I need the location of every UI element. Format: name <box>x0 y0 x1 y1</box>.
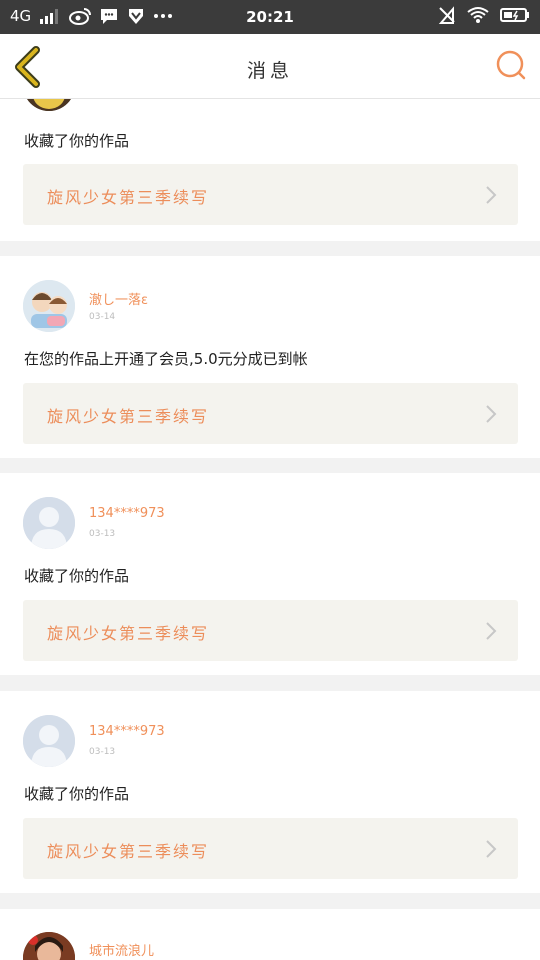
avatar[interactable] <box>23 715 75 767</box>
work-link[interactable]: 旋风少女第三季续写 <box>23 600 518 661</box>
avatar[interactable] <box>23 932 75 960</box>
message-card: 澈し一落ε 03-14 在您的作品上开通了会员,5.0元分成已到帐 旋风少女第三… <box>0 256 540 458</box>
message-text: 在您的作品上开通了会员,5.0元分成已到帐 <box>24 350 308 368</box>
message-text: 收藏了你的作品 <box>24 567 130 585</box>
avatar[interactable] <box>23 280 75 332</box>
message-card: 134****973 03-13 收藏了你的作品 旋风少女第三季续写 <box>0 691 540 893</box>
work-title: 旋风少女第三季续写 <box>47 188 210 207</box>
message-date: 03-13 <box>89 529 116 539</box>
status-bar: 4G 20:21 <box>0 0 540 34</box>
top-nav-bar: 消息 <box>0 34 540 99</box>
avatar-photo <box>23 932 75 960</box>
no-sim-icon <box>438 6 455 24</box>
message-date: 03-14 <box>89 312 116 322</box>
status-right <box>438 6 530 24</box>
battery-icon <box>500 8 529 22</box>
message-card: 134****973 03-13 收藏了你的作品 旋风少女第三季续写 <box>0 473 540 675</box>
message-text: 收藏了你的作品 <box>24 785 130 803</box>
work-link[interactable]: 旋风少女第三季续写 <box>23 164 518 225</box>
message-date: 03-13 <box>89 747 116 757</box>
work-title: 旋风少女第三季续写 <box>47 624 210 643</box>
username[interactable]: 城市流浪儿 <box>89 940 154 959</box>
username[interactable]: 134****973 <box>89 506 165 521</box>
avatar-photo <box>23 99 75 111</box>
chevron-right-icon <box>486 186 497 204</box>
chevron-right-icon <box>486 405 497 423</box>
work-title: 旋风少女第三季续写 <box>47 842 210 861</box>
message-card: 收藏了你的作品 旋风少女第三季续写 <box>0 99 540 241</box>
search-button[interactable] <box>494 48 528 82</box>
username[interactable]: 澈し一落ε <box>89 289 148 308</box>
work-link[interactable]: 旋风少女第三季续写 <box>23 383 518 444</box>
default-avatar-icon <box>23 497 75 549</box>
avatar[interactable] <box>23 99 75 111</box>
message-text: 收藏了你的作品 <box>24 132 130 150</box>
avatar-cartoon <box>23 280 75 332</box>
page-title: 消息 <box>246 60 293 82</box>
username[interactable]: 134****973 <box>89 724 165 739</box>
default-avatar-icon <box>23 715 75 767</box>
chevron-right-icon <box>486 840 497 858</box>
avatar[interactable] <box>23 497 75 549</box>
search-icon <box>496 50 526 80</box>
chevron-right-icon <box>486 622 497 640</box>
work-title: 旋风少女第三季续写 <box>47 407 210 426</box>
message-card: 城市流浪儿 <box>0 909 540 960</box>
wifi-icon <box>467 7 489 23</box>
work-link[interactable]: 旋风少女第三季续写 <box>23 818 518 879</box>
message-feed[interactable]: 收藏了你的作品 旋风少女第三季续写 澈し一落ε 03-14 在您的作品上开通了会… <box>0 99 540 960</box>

----------

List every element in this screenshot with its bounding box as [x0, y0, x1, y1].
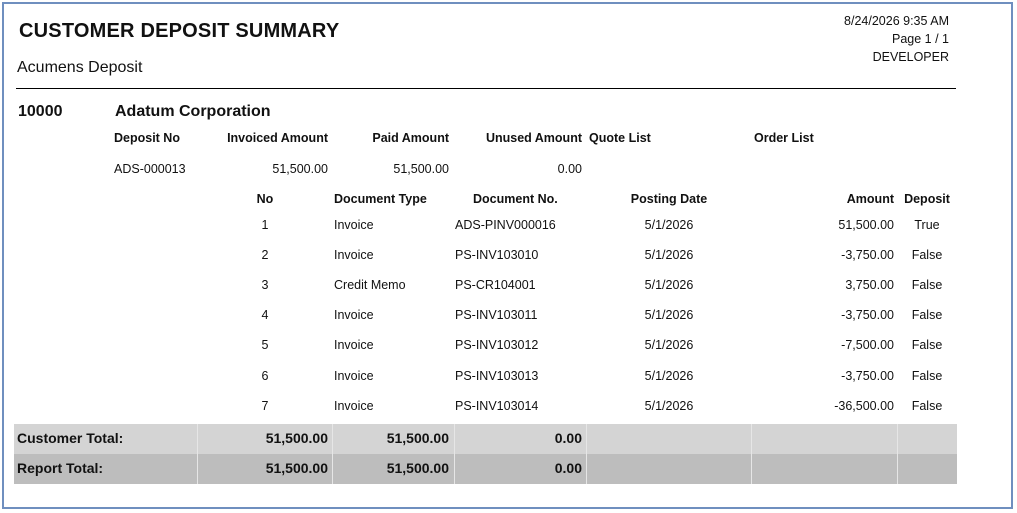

----------

> Exercise task
Render the rows as a JSON list of strings, one string per line and no blank lines. Start at the line that has "I need the location", end after the line that has "message-text: 在您的作品上开通了会员,5.0元分成已到帐 <box>24", and leave out the pictures.

> Expected answer
[
  "I need the location of every UI element. Format: name <box>x0 y0 x1 y1</box>.",
  "avatar[interactable] <box>23 715 75 767</box>",
  "work-link[interactable]: 旋风少女第三季续写 <box>23 600 518 661</box>",
  "avatar[interactable] <box>23 932 75 960</box>",
  "message-card: 澈し一落ε 03-14 在您的作品上开通了会员,5.0元分成已到帐 旋风少女第三… <box>0 256 540 458</box>",
  "message-text: 在您的作品上开通了会员,5.0元分成已到帐 <box>24 350 308 368</box>"
]